DESCRIPTION OF THE TASK: Copy each line of the records that contains the word "Bunkers".

**** SUPPLIED RECORDS ****

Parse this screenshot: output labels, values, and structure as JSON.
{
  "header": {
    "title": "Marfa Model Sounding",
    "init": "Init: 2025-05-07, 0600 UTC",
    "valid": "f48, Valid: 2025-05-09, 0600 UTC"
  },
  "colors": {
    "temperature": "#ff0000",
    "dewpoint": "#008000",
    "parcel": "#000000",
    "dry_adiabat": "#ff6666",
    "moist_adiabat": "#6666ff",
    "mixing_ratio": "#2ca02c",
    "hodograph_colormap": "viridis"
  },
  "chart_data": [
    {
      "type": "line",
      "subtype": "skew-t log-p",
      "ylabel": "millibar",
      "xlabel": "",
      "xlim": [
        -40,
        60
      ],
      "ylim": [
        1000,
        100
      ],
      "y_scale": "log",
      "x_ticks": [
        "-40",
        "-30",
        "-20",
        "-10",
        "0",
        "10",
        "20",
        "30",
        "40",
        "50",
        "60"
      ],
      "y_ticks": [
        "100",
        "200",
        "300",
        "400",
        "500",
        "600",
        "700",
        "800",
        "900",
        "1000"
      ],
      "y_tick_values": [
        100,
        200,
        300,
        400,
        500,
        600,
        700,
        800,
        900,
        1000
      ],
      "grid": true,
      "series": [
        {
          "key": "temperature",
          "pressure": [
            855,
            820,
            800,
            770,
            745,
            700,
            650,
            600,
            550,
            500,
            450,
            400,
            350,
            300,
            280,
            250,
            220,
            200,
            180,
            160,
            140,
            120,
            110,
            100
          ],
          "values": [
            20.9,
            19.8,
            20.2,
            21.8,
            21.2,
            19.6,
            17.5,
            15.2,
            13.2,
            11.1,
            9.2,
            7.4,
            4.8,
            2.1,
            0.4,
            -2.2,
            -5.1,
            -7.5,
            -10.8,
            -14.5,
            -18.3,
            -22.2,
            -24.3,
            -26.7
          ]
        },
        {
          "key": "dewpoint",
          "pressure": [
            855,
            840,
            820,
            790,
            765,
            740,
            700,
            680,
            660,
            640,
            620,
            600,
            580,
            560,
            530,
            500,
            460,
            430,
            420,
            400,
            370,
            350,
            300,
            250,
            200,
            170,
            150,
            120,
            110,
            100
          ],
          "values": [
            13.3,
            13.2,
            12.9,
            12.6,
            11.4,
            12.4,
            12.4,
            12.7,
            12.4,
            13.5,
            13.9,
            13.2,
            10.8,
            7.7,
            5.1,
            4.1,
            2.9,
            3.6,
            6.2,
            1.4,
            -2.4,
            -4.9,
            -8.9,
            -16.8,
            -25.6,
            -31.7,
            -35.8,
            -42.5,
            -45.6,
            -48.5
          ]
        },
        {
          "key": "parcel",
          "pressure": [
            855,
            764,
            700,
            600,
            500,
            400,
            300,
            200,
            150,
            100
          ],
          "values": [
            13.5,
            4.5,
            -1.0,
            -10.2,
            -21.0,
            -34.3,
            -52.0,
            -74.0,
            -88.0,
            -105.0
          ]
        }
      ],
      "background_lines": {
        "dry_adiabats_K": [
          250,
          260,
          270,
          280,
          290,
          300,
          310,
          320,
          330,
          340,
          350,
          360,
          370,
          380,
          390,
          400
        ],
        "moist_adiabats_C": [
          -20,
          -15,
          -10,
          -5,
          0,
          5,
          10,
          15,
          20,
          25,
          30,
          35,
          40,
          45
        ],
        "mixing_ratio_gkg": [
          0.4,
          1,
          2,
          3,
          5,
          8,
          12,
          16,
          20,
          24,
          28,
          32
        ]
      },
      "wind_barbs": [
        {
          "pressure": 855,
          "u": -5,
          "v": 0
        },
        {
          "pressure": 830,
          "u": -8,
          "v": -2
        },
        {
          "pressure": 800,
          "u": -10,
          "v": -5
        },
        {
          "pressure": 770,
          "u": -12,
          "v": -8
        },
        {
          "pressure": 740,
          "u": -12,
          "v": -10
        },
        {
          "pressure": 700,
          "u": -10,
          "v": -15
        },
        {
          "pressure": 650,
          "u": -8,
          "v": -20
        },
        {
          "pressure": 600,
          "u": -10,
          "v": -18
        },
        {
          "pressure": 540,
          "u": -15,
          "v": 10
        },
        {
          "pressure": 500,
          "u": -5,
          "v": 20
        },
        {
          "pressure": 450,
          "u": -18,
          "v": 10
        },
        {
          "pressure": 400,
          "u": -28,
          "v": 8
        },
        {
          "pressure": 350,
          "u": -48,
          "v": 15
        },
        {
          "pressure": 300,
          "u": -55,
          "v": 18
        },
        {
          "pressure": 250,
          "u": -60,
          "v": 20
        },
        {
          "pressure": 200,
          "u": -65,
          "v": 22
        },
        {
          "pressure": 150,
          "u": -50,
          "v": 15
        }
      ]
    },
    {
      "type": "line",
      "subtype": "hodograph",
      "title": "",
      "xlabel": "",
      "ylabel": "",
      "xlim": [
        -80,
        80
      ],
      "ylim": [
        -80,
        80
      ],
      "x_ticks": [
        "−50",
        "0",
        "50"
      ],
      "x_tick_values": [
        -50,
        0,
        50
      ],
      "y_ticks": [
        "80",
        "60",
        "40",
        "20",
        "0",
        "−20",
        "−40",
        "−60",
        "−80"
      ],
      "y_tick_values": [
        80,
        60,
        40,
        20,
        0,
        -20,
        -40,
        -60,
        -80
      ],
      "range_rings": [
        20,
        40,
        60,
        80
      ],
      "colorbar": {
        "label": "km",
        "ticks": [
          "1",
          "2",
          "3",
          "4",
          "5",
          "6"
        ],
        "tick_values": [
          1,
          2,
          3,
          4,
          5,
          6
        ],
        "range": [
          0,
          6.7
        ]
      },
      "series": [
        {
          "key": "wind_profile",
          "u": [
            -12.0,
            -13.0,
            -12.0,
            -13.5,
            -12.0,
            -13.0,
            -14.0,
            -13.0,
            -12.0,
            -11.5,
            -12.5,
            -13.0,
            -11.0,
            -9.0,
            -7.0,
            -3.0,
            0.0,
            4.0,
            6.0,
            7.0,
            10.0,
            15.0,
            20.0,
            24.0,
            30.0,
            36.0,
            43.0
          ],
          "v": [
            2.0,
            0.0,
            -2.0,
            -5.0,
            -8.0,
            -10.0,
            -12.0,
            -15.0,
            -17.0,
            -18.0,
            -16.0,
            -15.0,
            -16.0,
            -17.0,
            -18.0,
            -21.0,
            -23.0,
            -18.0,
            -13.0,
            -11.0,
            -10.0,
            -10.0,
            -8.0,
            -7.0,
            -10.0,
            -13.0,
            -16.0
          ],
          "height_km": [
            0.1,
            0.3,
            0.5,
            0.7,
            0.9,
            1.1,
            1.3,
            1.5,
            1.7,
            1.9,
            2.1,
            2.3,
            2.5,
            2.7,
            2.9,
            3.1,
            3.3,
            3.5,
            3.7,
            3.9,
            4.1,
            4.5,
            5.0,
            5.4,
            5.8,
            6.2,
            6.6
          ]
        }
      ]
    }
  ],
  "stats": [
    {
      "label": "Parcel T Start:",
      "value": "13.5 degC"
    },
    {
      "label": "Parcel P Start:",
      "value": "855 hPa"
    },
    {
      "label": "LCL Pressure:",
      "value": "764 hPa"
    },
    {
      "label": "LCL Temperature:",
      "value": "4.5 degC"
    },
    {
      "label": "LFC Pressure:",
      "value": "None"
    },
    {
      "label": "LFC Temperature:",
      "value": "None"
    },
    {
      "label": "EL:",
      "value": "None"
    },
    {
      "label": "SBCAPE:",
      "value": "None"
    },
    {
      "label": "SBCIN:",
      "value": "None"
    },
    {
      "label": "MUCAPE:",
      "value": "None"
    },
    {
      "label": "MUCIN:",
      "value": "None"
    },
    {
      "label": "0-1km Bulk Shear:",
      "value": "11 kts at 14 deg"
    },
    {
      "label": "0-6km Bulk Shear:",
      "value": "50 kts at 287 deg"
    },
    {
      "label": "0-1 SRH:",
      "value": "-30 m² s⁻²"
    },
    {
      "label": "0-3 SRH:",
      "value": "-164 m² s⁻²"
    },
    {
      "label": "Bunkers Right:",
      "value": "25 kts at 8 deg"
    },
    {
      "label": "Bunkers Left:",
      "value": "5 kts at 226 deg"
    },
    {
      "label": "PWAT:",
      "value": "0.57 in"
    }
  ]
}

****

THE SOLUTION:
      "label": "Bunkers Right:",
      "label": "Bunkers Left:",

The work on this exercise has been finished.